■ Supplied data ■
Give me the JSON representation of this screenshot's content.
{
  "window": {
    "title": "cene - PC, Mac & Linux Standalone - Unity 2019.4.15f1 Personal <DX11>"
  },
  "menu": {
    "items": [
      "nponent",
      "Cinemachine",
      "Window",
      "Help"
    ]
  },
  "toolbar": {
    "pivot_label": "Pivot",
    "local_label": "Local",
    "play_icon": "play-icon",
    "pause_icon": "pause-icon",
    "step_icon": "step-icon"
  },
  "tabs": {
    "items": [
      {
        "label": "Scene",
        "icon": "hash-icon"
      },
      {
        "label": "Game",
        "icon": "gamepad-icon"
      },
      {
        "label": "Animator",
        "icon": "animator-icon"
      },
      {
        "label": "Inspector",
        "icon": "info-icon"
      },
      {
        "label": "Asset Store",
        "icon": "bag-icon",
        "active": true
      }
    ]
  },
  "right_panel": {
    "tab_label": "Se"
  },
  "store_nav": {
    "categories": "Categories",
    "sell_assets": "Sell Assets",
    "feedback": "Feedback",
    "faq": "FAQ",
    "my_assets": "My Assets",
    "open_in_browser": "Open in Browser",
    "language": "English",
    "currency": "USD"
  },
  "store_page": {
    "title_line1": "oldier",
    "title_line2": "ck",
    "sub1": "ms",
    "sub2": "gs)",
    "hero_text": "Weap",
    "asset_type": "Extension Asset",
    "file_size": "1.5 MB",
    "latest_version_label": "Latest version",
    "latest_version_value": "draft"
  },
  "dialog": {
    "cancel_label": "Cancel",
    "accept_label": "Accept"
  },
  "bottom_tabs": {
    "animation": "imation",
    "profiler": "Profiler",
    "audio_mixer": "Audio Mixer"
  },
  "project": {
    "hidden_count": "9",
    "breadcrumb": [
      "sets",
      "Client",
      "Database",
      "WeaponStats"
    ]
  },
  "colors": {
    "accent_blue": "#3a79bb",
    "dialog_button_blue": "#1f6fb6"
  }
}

■ What you will do ■
Write out every entry exactly as given.

■ Answer to this problem ■
Give me the JSON representation of this screenshot's content.
{
  "window": {
    "title": "cene - PC, Mac & Linux Standalone - Unity 2019.4.15f1 Personal <DX11>"
  },
  "menu": {
    "items": [
      "nponent",
      "Cinemachine",
      "Window",
      "Help"
    ]
  },
  "toolbar": {
    "pivot_label": "Pivot",
    "local_label": "Local",
    "play_icon": "play-icon",
    "pause_icon": "pause-icon",
    "step_icon": "step-icon"
  },
  "tabs": {
    "items": [
      {
        "label": "Scene",
        "icon": "hash-icon"
      },
      {
        "label": "Game",
        "icon": "gamepad-icon"
      },
      {
        "label": "Animator",
        "icon": "animator-icon"
      },
      {
        "label": "Inspector",
        "icon": "info-icon"
      },
      {
        "label": "Asset Store",
        "icon": "bag-icon",
        "active": true
      }
    ]
  },
  "right_panel": {
    "tab_label": "Se"
  },
  "store_nav": {
    "categories": "Categories",
    "sell_assets": "Sell Assets",
    "feedback": "Feedback",
    "faq": "FAQ",
    "my_assets": "My Assets",
    "open_in_browser": "Open in Browser",
    "language": "English",
    "currency": "USD"
  },
  "store_page": {
    "title_line1": "oldier",
    "title_line2": "ck",
    "sub1": "ms",
    "sub2": "gs)",
    "hero_text": "Weap",
    "asset_type": "Extension Asset",
    "file_size": "1.5 MB",
    "latest_version_label": "Latest version",
    "latest_version_value": "draft"
  },
  "dialog": {
    "cancel_label": "Cancel",
    "accept_label": "Accept"
  },
  "bottom_tabs": {
    "animation": "imation",
    "profiler": "Profiler",
    "audio_mixer": "Audio Mixer"
  },
  "project": {
    "hidden_count": "9",
    "breadcrumb": [
      "sets",
      "Client",
      "Database",
      "WeaponStats"
    ]
  },
  "colors": {
    "accent_blue": "#3a79bb",
    "dialog_button_blue": "#1f6fb6"
  }
}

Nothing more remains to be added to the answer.